> Objective
Omit all pictures. Copy the rest of the material exactly.

> Records provided

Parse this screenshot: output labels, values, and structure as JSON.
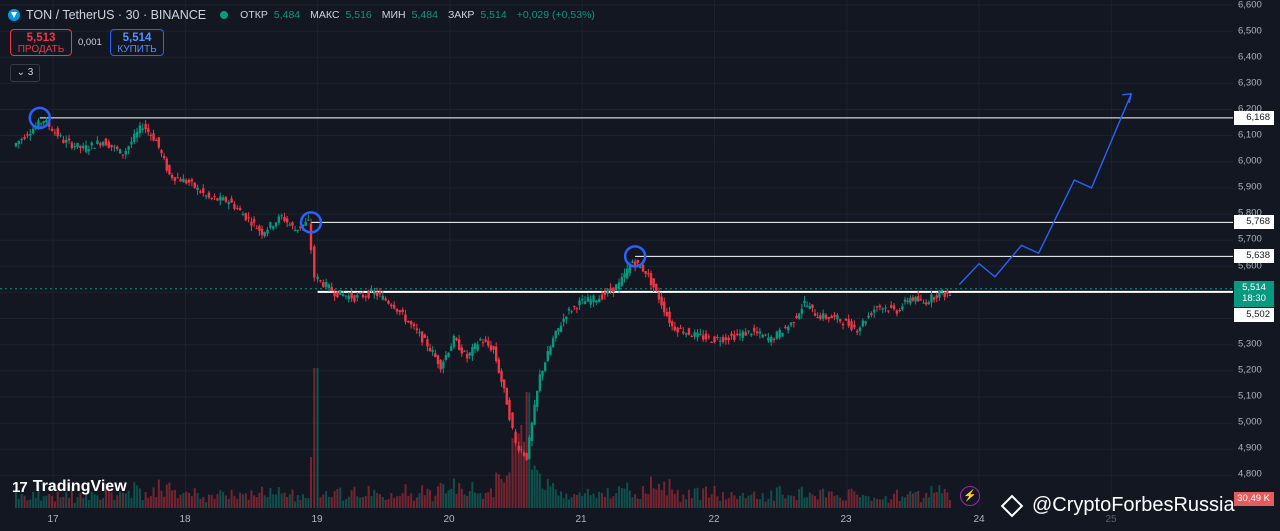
{
  "header": {
    "symbol": "TON / TetherUS · 30 · BINANCE",
    "open_label": "ОТКР",
    "open_value": "5,484",
    "high_label": "МАКС",
    "high_value": "5,516",
    "low_label": "МИН",
    "low_value": "5,484",
    "close_label": "ЗАКР",
    "close_value": "5,514",
    "change": "+0,029 (+0,53%)",
    "sell_price": "5,513",
    "sell_label": "ПРОДАТЬ",
    "spread": "0,001",
    "buy_price": "5,514",
    "buy_label": "КУПИТЬ",
    "layers_count": "3"
  },
  "price_axis": {
    "ticks": [
      "6,600",
      "6,500",
      "6,400",
      "6,300",
      "6,200",
      "6,100",
      "6,000",
      "5,900",
      "5,800",
      "5,700",
      "5,600",
      "5,300",
      "5,200",
      "5,100",
      "5,000",
      "4,900",
      "4,800"
    ],
    "labels": {
      "res_high": "6,168",
      "res_mid": "5,768",
      "res_low": "5,638",
      "current": "5,514",
      "countdown": "18:30",
      "support": "5,502",
      "volume": "30,49 K"
    }
  },
  "time_axis": {
    "labels": [
      "17",
      "18",
      "19",
      "20",
      "21",
      "22",
      "23",
      "24",
      "25"
    ]
  },
  "branding": {
    "logo_mark": "17",
    "logo_text": "TradingView",
    "watermark": "@CryptoForbesRussia"
  },
  "colors": {
    "up": "#089981",
    "down": "#f23645",
    "forecast": "#2962ff",
    "background": "#131722"
  },
  "chart_data": {
    "type": "candlestick",
    "instrument": "TON / TetherUS",
    "interval": "30",
    "exchange": "BINANCE",
    "y_range": [
      4.72,
      6.6
    ],
    "x_days": [
      "17",
      "18",
      "19",
      "20",
      "21",
      "22",
      "23",
      "24",
      "25"
    ],
    "horizontal_levels": [
      6.168,
      5.768,
      5.638,
      5.502
    ],
    "touch_points": [
      {
        "day": 16.9,
        "price": 6.168
      },
      {
        "day": 18.95,
        "price": 5.768
      },
      {
        "day": 21.4,
        "price": 5.638
      }
    ],
    "price_path": [
      [
        16.72,
        6.06
      ],
      [
        16.85,
        6.12
      ],
      [
        16.95,
        6.16
      ],
      [
        17.1,
        6.08
      ],
      [
        17.25,
        6.05
      ],
      [
        17.4,
        6.08
      ],
      [
        17.55,
        6.03
      ],
      [
        17.7,
        6.14
      ],
      [
        17.8,
        6.08
      ],
      [
        17.9,
        5.95
      ],
      [
        18.05,
        5.92
      ],
      [
        18.2,
        5.86
      ],
      [
        18.35,
        5.85
      ],
      [
        18.5,
        5.78
      ],
      [
        18.6,
        5.73
      ],
      [
        18.75,
        5.79
      ],
      [
        18.85,
        5.74
      ],
      [
        18.95,
        5.77
      ],
      [
        19.0,
        5.56
      ],
      [
        19.15,
        5.5
      ],
      [
        19.3,
        5.48
      ],
      [
        19.45,
        5.5
      ],
      [
        19.6,
        5.45
      ],
      [
        19.75,
        5.36
      ],
      [
        19.85,
        5.3
      ],
      [
        19.95,
        5.22
      ],
      [
        20.05,
        5.32
      ],
      [
        20.15,
        5.25
      ],
      [
        20.25,
        5.32
      ],
      [
        20.35,
        5.28
      ],
      [
        20.45,
        5.08
      ],
      [
        20.52,
        4.92
      ],
      [
        20.6,
        4.87
      ],
      [
        20.7,
        5.18
      ],
      [
        20.8,
        5.32
      ],
      [
        20.9,
        5.42
      ],
      [
        21.0,
        5.46
      ],
      [
        21.15,
        5.48
      ],
      [
        21.3,
        5.53
      ],
      [
        21.4,
        5.62
      ],
      [
        21.5,
        5.58
      ],
      [
        21.6,
        5.48
      ],
      [
        21.7,
        5.37
      ],
      [
        21.85,
        5.34
      ],
      [
        22.0,
        5.32
      ],
      [
        22.15,
        5.33
      ],
      [
        22.3,
        5.35
      ],
      [
        22.45,
        5.32
      ],
      [
        22.6,
        5.38
      ],
      [
        22.7,
        5.46
      ],
      [
        22.8,
        5.41
      ],
      [
        22.95,
        5.4
      ],
      [
        23.1,
        5.36
      ],
      [
        23.25,
        5.45
      ],
      [
        23.4,
        5.43
      ],
      [
        23.5,
        5.48
      ],
      [
        23.6,
        5.46
      ],
      [
        23.72,
        5.5
      ],
      [
        23.8,
        5.49
      ]
    ],
    "forecast_path": [
      [
        23.85,
        5.53
      ],
      [
        24.0,
        5.61
      ],
      [
        24.12,
        5.56
      ],
      [
        24.32,
        5.68
      ],
      [
        24.45,
        5.65
      ],
      [
        24.72,
        5.93
      ],
      [
        24.85,
        5.9
      ],
      [
        25.15,
        6.26
      ]
    ]
  }
}
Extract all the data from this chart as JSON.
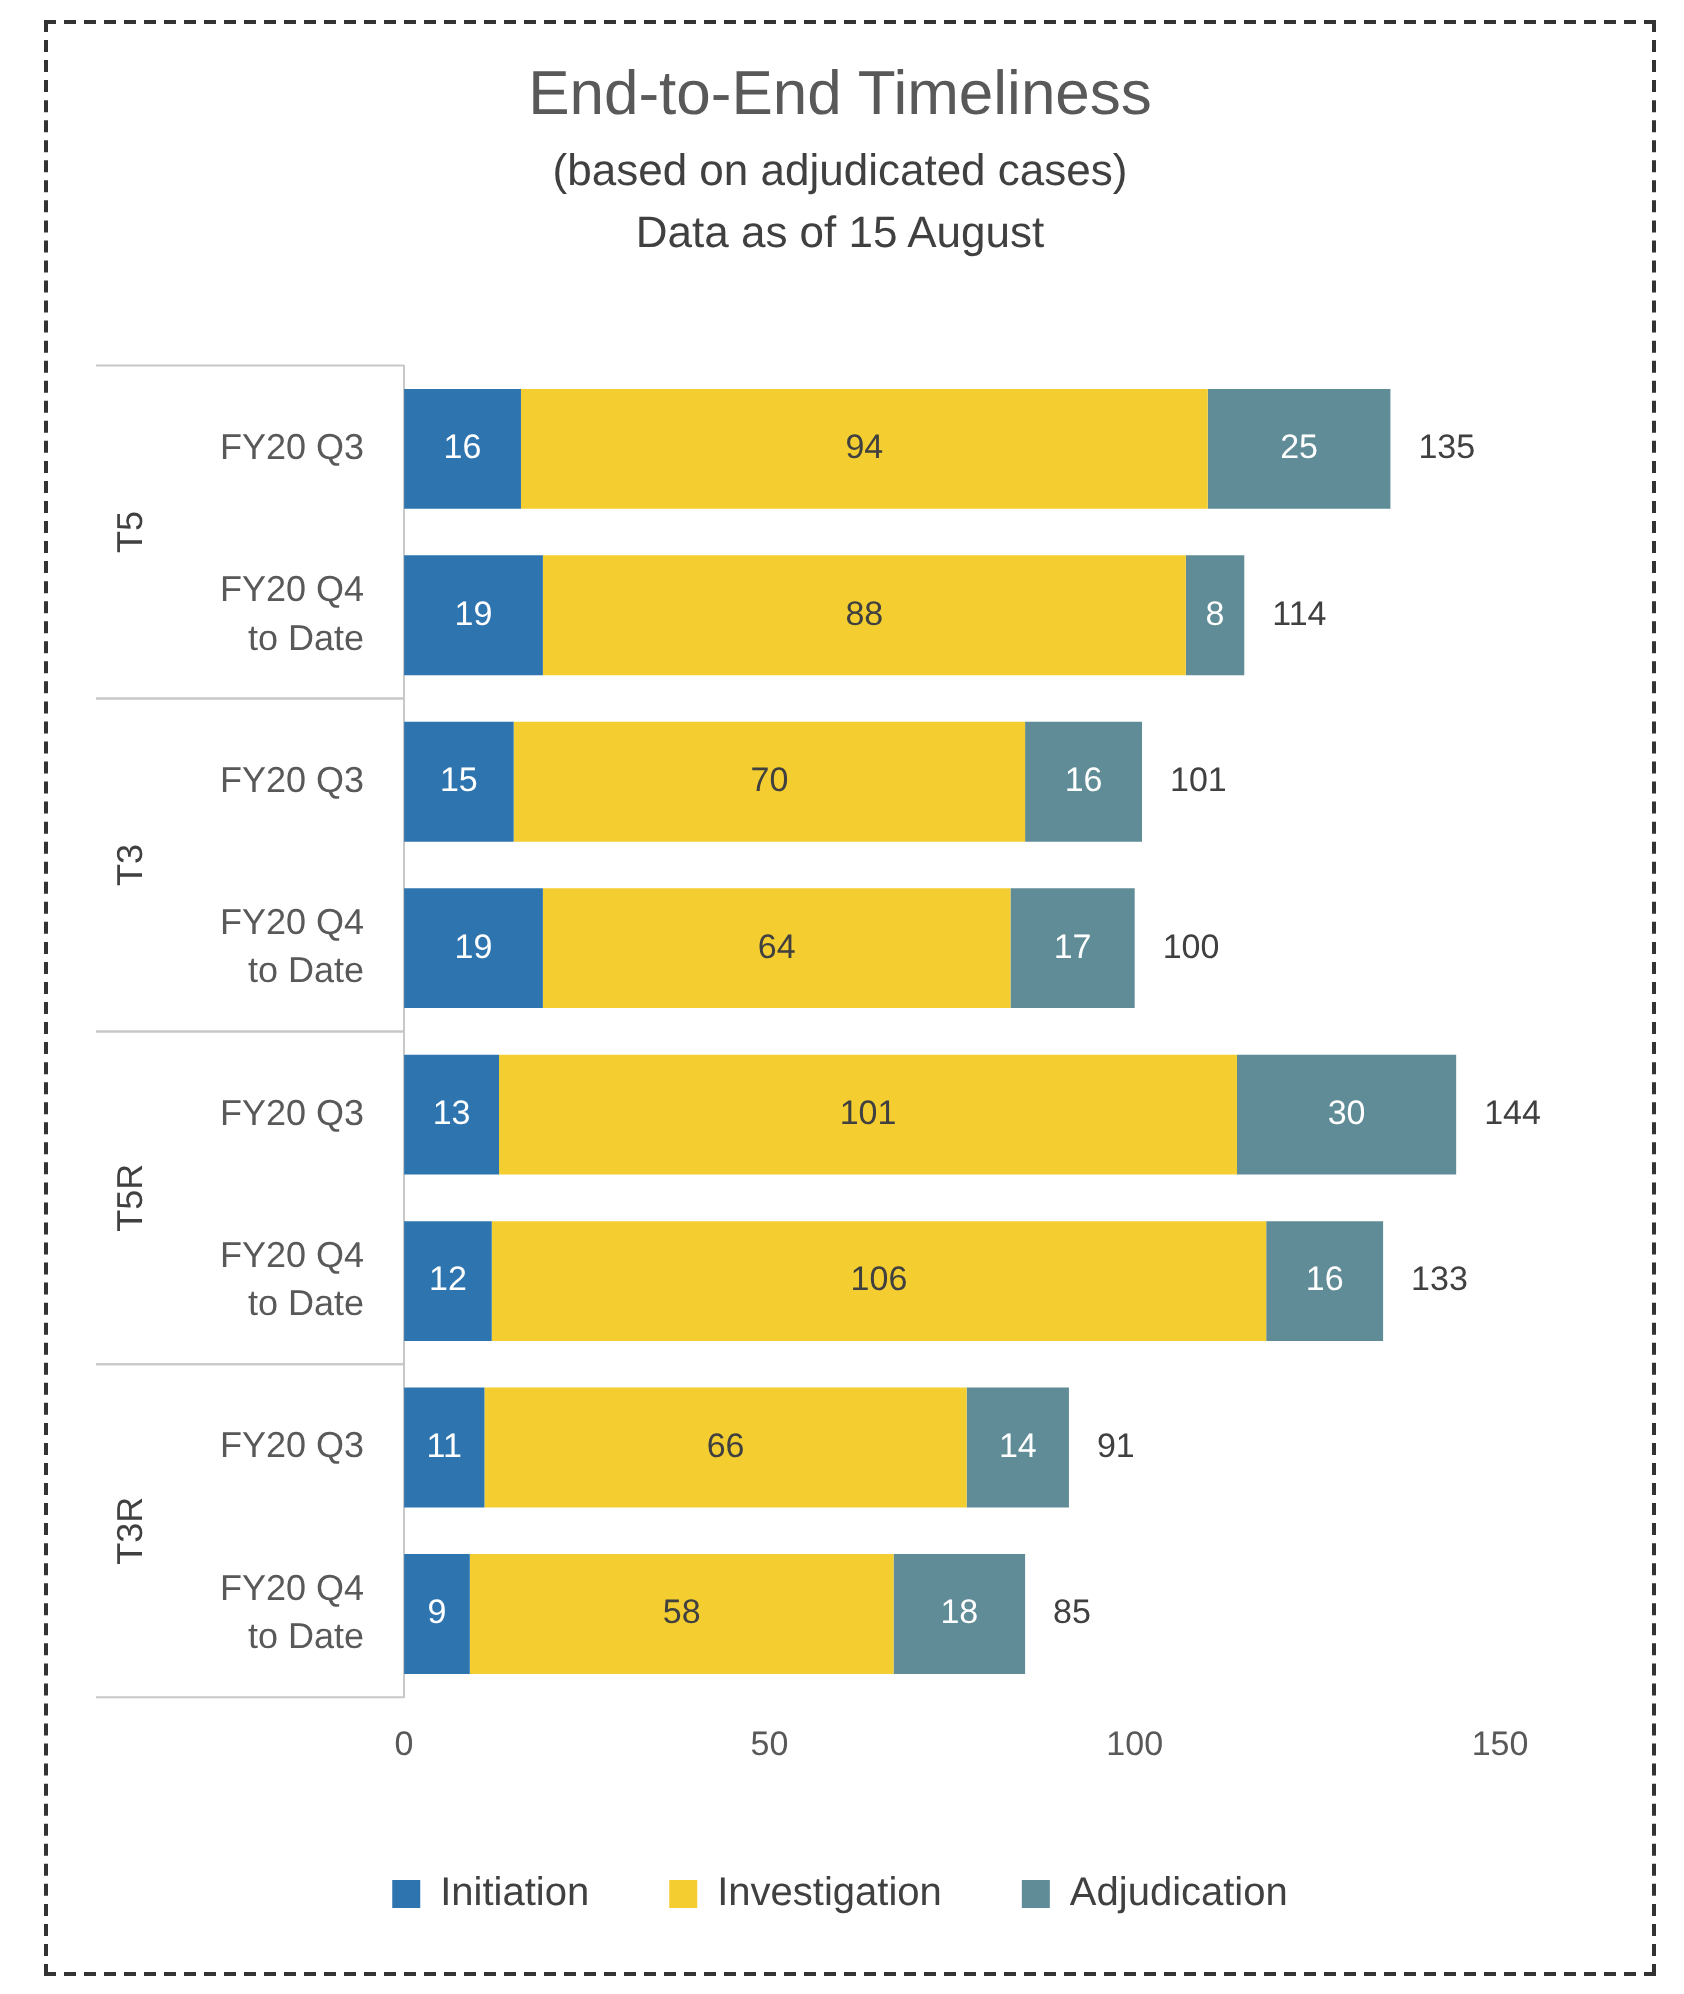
{
  "chart_data": {
    "type": "bar",
    "orientation": "horizontal",
    "stacked": true,
    "title": "End-to-End Timeliness",
    "subtitle": "(based on adjudicated cases)\nData as of 15 August",
    "categories": [
      "FY20 Q3",
      "FY20 Q4\nto Date",
      "FY20 Q3",
      "FY20 Q4\nto Date",
      "FY20 Q3",
      "FY20 Q4\nto Date",
      "FY20 Q3",
      "FY20 Q4\nto Date"
    ],
    "series": [
      {
        "name": "Initiation",
        "color": "#2e75b0",
        "values": [
          16,
          19,
          15,
          19,
          13,
          12,
          11,
          9
        ]
      },
      {
        "name": "Investigation",
        "color": "#f4ce30",
        "values": [
          94,
          88,
          70,
          64,
          101,
          106,
          66,
          58
        ]
      },
      {
        "name": "Adjudication",
        "color": "#5f8c96",
        "values": [
          25,
          8,
          16,
          17,
          30,
          16,
          14,
          18
        ]
      }
    ],
    "totals": [
      "135",
      "114",
      "101",
      "100",
      "144",
      "133",
      "91",
      "85"
    ],
    "annotations": [
      "T5",
      "T3",
      "T5R",
      "T3R"
    ],
    "data_labels": true,
    "xlim": [
      0,
      150
    ],
    "xticks": [
      0,
      50,
      100,
      150
    ],
    "grid": false,
    "legend": "bottom"
  }
}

> Solution for this exercise
Parse this screenshot: output labels, values, and structure as JSON.
{
  "header": {
    "symbol": "TON / TetherUS · 30 · BINANCE",
    "open_label": "ОТКР",
    "open_value": "5,484",
    "high_label": "МАКС",
    "high_value": "5,516",
    "low_label": "МИН",
    "low_value": "5,484",
    "close_label": "ЗАКР",
    "close_value": "5,514",
    "change": "+0,029 (+0,53%)",
    "sell_price": "5,513",
    "sell_label": "ПРОДАТЬ",
    "spread": "0,001",
    "buy_price": "5,514",
    "buy_label": "КУПИТЬ",
    "layers_count": "3"
  },
  "price_axis": {
    "ticks": [
      "6,600",
      "6,500",
      "6,400",
      "6,300",
      "6,200",
      "6,100",
      "6,000",
      "5,900",
      "5,800",
      "5,700",
      "5,600",
      "5,300",
      "5,200",
      "5,100",
      "5,000",
      "4,900",
      "4,800"
    ],
    "labels": {
      "res_high": "6,168",
      "res_mid": "5,768",
      "res_low": "5,638",
      "current": "5,514",
      "countdown": "18:30",
      "support": "5,502",
      "volume": "30,49 K"
    }
  },
  "time_axis": {
    "labels": [
      "17",
      "18",
      "19",
      "20",
      "21",
      "22",
      "23",
      "24",
      "25"
    ]
  },
  "branding": {
    "logo_mark": "17",
    "logo_text": "TradingView",
    "watermark": "@CryptoForbesRussia"
  },
  "colors": {
    "up": "#089981",
    "down": "#f23645",
    "forecast": "#2962ff",
    "background": "#131722"
  },
  "chart_data": {
    "type": "candlestick",
    "instrument": "TON / TetherUS",
    "interval": "30",
    "exchange": "BINANCE",
    "y_range": [
      4.72,
      6.6
    ],
    "x_days": [
      "17",
      "18",
      "19",
      "20",
      "21",
      "22",
      "23",
      "24",
      "25"
    ],
    "horizontal_levels": [
      6.168,
      5.768,
      5.638,
      5.502
    ],
    "touch_points": [
      {
        "day": 16.9,
        "price": 6.168
      },
      {
        "day": 18.95,
        "price": 5.768
      },
      {
        "day": 21.4,
        "price": 5.638
      }
    ],
    "price_path": [
      [
        16.72,
        6.06
      ],
      [
        16.85,
        6.12
      ],
      [
        16.95,
        6.16
      ],
      [
        17.1,
        6.08
      ],
      [
        17.25,
        6.05
      ],
      [
        17.4,
        6.08
      ],
      [
        17.55,
        6.03
      ],
      [
        17.7,
        6.14
      ],
      [
        17.8,
        6.08
      ],
      [
        17.9,
        5.95
      ],
      [
        18.05,
        5.92
      ],
      [
        18.2,
        5.86
      ],
      [
        18.35,
        5.85
      ],
      [
        18.5,
        5.78
      ],
      [
        18.6,
        5.73
      ],
      [
        18.75,
        5.79
      ],
      [
        18.85,
        5.74
      ],
      [
        18.95,
        5.77
      ],
      [
        19.0,
        5.56
      ],
      [
        19.15,
        5.5
      ],
      [
        19.3,
        5.48
      ],
      [
        19.45,
        5.5
      ],
      [
        19.6,
        5.45
      ],
      [
        19.75,
        5.36
      ],
      [
        19.85,
        5.3
      ],
      [
        19.95,
        5.22
      ],
      [
        20.05,
        5.32
      ],
      [
        20.15,
        5.25
      ],
      [
        20.25,
        5.32
      ],
      [
        20.35,
        5.28
      ],
      [
        20.45,
        5.08
      ],
      [
        20.52,
        4.92
      ],
      [
        20.6,
        4.87
      ],
      [
        20.7,
        5.18
      ],
      [
        20.8,
        5.32
      ],
      [
        20.9,
        5.42
      ],
      [
        21.0,
        5.46
      ],
      [
        21.15,
        5.48
      ],
      [
        21.3,
        5.53
      ],
      [
        21.4,
        5.62
      ],
      [
        21.5,
        5.58
      ],
      [
        21.6,
        5.48
      ],
      [
        21.7,
        5.37
      ],
      [
        21.85,
        5.34
      ],
      [
        22.0,
        5.32
      ],
      [
        22.15,
        5.33
      ],
      [
        22.3,
        5.35
      ],
      [
        22.45,
        5.32
      ],
      [
        22.6,
        5.38
      ],
      [
        22.7,
        5.46
      ],
      [
        22.8,
        5.41
      ],
      [
        22.95,
        5.4
      ],
      [
        23.1,
        5.36
      ],
      [
        23.25,
        5.45
      ],
      [
        23.4,
        5.43
      ],
      [
        23.5,
        5.48
      ],
      [
        23.6,
        5.46
      ],
      [
        23.72,
        5.5
      ],
      [
        23.8,
        5.49
      ]
    ],
    "forecast_path": [
      [
        23.85,
        5.53
      ],
      [
        24.0,
        5.61
      ],
      [
        24.12,
        5.56
      ],
      [
        24.32,
        5.68
      ],
      [
        24.45,
        5.65
      ],
      [
        24.72,
        5.93
      ],
      [
        24.85,
        5.9
      ],
      [
        25.15,
        6.26
      ]
    ]
  }
}
Extract all the data from this chart as JSON.
{
  "chart_data": {
    "type": "bar",
    "orientation": "horizontal",
    "stacked": true,
    "title": "End-to-End Timeliness",
    "subtitle": "(based on adjudicated cases)\nData as of 15 August",
    "categories": [
      "FY20 Q3",
      "FY20 Q4\nto Date",
      "FY20 Q3",
      "FY20 Q4\nto Date",
      "FY20 Q3",
      "FY20 Q4\nto Date",
      "FY20 Q3",
      "FY20 Q4\nto Date"
    ],
    "series": [
      {
        "name": "Initiation",
        "color": "#2e75b0",
        "values": [
          16,
          19,
          15,
          19,
          13,
          12,
          11,
          9
        ]
      },
      {
        "name": "Investigation",
        "color": "#f4ce30",
        "values": [
          94,
          88,
          70,
          64,
          101,
          106,
          66,
          58
        ]
      },
      {
        "name": "Adjudication",
        "color": "#5f8c96",
        "values": [
          25,
          8,
          16,
          17,
          30,
          16,
          14,
          18
        ]
      }
    ],
    "totals": [
      "135",
      "114",
      "101",
      "100",
      "144",
      "133",
      "91",
      "85"
    ],
    "annotations": [
      "T5",
      "T3",
      "T5R",
      "T3R"
    ],
    "data_labels": true,
    "xlim": [
      0,
      150
    ],
    "xticks": [
      0,
      50,
      100,
      150
    ],
    "grid": false,
    "legend": "bottom"
  }
}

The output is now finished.